§ Short problem: In the entries below, count every line with the string "sheilarazlan". State the count and nothing else.

§ Exercise inputs:
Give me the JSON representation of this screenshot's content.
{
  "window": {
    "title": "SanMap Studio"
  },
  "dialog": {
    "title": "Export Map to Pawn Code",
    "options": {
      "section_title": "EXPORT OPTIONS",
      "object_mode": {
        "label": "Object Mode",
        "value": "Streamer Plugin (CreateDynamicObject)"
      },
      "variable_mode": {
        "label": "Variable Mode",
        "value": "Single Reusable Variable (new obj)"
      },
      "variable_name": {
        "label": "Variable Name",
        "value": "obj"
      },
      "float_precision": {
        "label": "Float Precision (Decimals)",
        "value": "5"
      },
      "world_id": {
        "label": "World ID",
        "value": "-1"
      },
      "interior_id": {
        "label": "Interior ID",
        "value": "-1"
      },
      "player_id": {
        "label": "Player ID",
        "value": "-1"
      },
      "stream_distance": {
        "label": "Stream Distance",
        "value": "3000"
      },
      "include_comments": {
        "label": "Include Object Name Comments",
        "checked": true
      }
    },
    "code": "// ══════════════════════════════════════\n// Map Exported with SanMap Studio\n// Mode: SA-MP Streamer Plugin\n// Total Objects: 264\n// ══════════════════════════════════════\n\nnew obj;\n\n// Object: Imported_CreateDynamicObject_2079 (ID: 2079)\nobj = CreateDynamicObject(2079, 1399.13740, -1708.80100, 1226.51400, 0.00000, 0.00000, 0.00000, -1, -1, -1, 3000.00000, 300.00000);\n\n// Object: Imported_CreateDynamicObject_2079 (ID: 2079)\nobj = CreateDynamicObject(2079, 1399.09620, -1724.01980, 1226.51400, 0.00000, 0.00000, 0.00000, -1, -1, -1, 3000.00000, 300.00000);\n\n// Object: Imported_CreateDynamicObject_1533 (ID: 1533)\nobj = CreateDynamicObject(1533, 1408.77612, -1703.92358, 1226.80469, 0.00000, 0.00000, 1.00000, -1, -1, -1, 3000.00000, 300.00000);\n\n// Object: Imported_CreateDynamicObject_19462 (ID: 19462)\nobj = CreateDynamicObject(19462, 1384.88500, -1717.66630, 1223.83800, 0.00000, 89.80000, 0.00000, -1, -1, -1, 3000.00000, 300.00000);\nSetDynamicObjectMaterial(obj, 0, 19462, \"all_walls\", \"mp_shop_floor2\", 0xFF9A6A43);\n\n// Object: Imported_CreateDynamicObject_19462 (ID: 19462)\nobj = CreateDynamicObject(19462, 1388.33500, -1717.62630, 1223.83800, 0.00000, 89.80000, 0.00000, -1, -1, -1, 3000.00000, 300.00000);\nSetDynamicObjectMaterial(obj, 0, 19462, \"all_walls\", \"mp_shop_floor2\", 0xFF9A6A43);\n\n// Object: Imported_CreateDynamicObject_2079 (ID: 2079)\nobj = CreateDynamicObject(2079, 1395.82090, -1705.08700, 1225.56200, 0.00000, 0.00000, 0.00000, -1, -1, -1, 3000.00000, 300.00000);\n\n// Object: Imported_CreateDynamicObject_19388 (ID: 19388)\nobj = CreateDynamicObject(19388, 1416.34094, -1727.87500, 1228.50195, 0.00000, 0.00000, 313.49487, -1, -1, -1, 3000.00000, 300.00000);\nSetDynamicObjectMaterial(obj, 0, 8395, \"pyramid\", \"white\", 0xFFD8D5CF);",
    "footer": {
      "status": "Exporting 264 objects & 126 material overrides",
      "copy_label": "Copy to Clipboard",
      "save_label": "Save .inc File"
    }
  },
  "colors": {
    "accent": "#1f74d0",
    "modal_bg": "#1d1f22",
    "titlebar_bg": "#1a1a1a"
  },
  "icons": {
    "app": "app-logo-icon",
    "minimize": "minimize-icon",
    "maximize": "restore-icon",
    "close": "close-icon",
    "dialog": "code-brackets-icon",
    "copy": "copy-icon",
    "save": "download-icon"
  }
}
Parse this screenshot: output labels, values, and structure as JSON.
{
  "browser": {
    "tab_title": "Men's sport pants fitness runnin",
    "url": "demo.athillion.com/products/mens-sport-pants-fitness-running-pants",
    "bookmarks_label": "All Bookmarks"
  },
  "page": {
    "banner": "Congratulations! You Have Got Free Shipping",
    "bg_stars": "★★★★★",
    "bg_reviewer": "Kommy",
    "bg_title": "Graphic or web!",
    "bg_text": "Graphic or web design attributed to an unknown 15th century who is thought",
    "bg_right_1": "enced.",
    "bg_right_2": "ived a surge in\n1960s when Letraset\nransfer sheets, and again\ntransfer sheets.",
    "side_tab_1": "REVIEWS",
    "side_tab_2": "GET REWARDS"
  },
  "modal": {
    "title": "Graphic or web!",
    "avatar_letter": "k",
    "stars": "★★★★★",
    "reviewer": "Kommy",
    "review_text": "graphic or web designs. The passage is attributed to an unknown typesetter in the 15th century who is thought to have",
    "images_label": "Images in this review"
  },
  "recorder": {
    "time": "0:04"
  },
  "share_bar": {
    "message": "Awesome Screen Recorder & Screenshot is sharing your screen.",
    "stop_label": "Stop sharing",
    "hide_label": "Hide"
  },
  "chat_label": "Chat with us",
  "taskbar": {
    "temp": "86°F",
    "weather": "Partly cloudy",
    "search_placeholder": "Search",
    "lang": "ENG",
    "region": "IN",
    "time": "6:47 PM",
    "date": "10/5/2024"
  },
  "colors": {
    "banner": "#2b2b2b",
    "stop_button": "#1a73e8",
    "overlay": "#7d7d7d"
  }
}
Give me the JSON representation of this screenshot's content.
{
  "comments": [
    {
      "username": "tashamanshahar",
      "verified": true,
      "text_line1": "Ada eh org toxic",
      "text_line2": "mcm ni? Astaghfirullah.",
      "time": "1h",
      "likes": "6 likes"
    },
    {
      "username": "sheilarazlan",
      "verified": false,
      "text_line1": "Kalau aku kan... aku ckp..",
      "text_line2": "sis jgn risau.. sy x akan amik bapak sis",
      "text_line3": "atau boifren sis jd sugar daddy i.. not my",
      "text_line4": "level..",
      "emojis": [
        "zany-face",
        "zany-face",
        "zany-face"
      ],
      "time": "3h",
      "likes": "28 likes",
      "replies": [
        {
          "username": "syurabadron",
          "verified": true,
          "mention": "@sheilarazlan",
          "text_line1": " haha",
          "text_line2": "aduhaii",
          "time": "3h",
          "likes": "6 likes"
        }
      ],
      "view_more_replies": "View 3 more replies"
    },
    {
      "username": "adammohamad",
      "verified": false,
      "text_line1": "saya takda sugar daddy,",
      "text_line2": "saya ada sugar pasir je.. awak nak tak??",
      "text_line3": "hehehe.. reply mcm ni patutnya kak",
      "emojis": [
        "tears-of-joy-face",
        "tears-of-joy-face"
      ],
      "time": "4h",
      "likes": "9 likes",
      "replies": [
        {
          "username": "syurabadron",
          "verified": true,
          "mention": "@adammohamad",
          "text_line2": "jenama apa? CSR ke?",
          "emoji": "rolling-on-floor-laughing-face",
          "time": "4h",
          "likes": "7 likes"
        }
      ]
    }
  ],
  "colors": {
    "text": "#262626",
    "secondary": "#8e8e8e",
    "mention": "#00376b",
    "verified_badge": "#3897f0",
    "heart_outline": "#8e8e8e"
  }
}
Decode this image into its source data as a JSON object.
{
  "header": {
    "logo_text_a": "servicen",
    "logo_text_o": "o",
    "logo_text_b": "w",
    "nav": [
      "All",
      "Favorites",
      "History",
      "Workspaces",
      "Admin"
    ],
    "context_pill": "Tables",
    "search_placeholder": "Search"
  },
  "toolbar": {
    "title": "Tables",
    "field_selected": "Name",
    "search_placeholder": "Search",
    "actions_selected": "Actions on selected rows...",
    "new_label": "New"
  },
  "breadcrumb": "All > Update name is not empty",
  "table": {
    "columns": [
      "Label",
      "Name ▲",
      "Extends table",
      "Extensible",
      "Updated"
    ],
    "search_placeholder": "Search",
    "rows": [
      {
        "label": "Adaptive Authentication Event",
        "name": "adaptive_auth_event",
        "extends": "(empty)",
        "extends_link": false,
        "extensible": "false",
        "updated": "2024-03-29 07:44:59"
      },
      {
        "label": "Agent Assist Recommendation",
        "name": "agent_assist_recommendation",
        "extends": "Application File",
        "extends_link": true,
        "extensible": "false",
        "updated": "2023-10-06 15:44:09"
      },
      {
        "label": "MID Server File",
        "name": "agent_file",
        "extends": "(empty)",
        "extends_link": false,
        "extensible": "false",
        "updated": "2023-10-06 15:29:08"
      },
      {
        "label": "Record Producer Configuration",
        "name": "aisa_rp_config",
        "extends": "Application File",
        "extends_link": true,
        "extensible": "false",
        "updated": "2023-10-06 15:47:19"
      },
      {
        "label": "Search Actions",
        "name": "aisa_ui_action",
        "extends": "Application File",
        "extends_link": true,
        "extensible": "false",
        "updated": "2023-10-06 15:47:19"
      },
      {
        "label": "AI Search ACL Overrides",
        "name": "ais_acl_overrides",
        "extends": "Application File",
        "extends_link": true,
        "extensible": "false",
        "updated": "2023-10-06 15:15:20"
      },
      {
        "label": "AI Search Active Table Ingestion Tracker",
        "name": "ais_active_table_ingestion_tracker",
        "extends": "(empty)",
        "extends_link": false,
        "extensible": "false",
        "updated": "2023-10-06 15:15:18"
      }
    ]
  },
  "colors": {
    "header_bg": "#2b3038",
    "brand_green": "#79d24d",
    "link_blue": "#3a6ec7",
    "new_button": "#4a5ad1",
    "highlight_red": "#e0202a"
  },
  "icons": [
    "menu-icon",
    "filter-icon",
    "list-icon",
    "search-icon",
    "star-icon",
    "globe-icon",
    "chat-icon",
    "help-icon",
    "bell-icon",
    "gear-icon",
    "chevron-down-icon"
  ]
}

§ Full response: 2